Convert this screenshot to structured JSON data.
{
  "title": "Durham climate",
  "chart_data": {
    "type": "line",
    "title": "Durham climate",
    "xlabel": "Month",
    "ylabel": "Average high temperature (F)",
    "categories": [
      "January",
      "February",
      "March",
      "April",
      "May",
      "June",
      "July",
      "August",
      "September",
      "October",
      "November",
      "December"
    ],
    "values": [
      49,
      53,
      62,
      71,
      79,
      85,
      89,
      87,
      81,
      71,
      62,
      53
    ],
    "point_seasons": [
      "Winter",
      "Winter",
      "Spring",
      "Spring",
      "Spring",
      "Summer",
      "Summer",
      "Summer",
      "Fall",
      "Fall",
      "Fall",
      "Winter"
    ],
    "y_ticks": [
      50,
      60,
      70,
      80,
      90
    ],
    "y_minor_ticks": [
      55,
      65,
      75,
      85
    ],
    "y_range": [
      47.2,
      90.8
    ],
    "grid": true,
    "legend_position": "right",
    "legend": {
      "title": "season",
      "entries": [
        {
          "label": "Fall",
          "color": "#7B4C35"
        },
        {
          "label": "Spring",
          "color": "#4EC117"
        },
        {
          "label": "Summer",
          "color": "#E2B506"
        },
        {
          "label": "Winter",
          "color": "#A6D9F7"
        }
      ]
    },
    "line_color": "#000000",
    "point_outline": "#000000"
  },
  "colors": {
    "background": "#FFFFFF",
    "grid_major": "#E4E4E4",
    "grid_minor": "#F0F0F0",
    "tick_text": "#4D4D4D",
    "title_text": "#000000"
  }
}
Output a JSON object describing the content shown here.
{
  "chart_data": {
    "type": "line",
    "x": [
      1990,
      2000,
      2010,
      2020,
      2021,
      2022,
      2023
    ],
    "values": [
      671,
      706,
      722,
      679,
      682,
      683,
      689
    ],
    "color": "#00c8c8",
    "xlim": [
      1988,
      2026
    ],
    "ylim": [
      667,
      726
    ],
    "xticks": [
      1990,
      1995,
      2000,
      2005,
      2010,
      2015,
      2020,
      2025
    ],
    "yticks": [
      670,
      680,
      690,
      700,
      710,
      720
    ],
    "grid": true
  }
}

◇ ◇ ◇ ◇ ◇

- Aim of the task
Emit the full listing verbatim.

- Task solution
Convert this screenshot to structured JSON data.
{
  "title": "Durham climate",
  "chart_data": {
    "type": "line",
    "title": "Durham climate",
    "xlabel": "Month",
    "ylabel": "Average high temperature (F)",
    "categories": [
      "January",
      "February",
      "March",
      "April",
      "May",
      "June",
      "July",
      "August",
      "September",
      "October",
      "November",
      "December"
    ],
    "values": [
      49,
      53,
      62,
      71,
      79,
      85,
      89,
      87,
      81,
      71,
      62,
      53
    ],
    "point_seasons": [
      "Winter",
      "Winter",
      "Spring",
      "Spring",
      "Spring",
      "Summer",
      "Summer",
      "Summer",
      "Fall",
      "Fall",
      "Fall",
      "Winter"
    ],
    "y_ticks": [
      50,
      60,
      70,
      80,
      90
    ],
    "y_minor_ticks": [
      55,
      65,
      75,
      85
    ],
    "y_range": [
      47.2,
      90.8
    ],
    "grid": true,
    "legend_position": "right",
    "legend": {
      "title": "season",
      "entries": [
        {
          "label": "Fall",
          "color": "#7B4C35"
        },
        {
          "label": "Spring",
          "color": "#4EC117"
        },
        {
          "label": "Summer",
          "color": "#E2B506"
        },
        {
          "label": "Winter",
          "color": "#A6D9F7"
        }
      ]
    },
    "line_color": "#000000",
    "point_outline": "#000000"
  },
  "colors": {
    "background": "#FFFFFF",
    "grid_major": "#E4E4E4",
    "grid_minor": "#F0F0F0",
    "tick_text": "#4D4D4D",
    "title_text": "#000000"
  }
}
Output a JSON object describing the content shown here.
{
  "chart_data": {
    "type": "line",
    "x": [
      1990,
      2000,
      2010,
      2020,
      2021,
      2022,
      2023
    ],
    "values": [
      671,
      706,
      722,
      679,
      682,
      683,
      689
    ],
    "color": "#00c8c8",
    "xlim": [
      1988,
      2026
    ],
    "ylim": [
      667,
      726
    ],
    "xticks": [
      1990,
      1995,
      2000,
      2005,
      2010,
      2015,
      2020,
      2025
    ],
    "yticks": [
      670,
      680,
      690,
      700,
      710,
      720
    ],
    "grid": true
  }
}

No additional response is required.